Columna para acercar a los colombianos a la cultura japonesa.

Gonzalo Robledo * @RobledoEnJapon / Especial para El Espectador
19 de septiembre de 2021 - 02:00 a. m.
Foto de la cuenta de Instagram del monje budista Kodo Nishimura.
Foto de la cuenta de Instagram del monje budista Kodo Nishimura.
Foto: Cortesía

Con el pretexto de promover “la igualdad de las personas, independientemente de sus diferencias”, la Federación de Budistas de Japón acaba de dar su visto bueno a un símbolo con la silueta de dos manos unidas en plegaria sobre la bandera del arcoíris de la comunidad LGBT. (Recomendamos: Más columnas de Gonzalo Robledo sobre Japón).

● Qué se pide
1 > Según la columna, ¿qué organización dio su visto bueno al símbolo de las manos en plegaria sobre la bandera del arcoíris?
2 > Explica, según la columna, qué razón se alega para la aprobación del símbolo.
El material que aparece a continuación es independiente de la columna.

● Material listado
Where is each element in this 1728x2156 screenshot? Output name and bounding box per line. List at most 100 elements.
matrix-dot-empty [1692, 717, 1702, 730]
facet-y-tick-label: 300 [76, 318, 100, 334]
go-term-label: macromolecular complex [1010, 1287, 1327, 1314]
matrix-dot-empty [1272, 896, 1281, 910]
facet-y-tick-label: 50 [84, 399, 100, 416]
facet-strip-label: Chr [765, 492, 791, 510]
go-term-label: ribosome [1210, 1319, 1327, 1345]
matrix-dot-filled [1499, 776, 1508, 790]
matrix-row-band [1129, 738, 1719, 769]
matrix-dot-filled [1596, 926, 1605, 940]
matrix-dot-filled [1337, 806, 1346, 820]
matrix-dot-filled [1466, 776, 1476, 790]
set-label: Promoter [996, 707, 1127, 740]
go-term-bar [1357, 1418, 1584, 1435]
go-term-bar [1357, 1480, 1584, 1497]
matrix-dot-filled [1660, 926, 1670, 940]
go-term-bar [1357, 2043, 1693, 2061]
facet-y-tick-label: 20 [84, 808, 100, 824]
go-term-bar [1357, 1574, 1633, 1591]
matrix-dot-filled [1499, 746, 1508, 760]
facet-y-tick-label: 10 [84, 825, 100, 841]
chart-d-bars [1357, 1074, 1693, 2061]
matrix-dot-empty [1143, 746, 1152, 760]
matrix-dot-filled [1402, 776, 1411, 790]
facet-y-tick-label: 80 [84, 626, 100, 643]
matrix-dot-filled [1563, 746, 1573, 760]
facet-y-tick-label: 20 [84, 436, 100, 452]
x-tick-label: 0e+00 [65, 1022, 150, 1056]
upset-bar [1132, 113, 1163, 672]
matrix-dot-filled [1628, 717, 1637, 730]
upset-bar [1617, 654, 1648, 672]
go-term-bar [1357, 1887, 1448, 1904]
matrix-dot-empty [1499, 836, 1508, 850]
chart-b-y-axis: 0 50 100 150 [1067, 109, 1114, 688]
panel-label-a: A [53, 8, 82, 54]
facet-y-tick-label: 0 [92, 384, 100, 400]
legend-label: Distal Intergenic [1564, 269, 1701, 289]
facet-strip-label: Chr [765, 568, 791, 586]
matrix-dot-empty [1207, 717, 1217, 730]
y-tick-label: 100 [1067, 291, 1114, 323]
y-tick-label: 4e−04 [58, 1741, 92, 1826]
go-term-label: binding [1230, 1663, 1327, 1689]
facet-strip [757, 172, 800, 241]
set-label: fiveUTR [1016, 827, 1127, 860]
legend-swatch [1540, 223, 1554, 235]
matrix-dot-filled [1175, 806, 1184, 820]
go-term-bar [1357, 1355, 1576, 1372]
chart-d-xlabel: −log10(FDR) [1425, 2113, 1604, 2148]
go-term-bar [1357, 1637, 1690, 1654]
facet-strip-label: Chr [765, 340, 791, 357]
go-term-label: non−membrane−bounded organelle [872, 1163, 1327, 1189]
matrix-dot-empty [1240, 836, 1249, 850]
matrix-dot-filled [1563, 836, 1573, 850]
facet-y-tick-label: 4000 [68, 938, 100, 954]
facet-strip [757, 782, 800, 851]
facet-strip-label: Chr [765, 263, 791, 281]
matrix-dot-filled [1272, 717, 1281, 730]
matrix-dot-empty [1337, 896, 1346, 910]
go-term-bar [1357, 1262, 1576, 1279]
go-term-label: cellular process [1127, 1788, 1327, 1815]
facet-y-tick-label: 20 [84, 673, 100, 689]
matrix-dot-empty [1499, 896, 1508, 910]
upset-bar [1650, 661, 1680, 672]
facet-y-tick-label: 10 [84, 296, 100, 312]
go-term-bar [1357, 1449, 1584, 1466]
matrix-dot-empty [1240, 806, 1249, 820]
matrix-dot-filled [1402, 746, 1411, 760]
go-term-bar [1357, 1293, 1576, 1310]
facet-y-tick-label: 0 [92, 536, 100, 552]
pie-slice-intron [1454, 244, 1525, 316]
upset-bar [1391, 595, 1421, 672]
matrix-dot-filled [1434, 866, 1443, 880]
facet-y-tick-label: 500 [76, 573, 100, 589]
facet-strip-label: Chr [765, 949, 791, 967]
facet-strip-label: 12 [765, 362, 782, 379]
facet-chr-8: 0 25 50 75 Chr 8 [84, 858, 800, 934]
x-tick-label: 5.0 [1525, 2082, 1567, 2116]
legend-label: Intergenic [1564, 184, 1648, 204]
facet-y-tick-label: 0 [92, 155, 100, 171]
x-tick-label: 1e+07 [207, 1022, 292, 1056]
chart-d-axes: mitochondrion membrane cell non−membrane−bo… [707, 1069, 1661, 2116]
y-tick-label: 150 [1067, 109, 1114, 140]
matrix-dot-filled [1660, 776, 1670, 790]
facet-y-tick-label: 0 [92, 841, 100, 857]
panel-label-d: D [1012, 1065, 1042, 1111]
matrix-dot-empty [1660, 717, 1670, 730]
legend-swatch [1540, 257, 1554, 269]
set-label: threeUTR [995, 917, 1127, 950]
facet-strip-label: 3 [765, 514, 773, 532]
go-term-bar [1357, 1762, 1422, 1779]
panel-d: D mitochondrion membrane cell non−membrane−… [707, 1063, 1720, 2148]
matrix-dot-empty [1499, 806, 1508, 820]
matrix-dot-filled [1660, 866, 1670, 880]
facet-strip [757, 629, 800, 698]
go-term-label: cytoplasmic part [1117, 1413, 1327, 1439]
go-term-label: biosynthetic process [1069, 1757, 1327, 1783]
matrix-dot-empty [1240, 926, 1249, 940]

● Respuestas
1 > La Federación de Budistas de Japón.

2 > La Federación de Budistas de Japón lo aprobó para promover "la igualdad de las personas, independientemente de sus diferencias". La columna presenta ese motivo como un pretexto.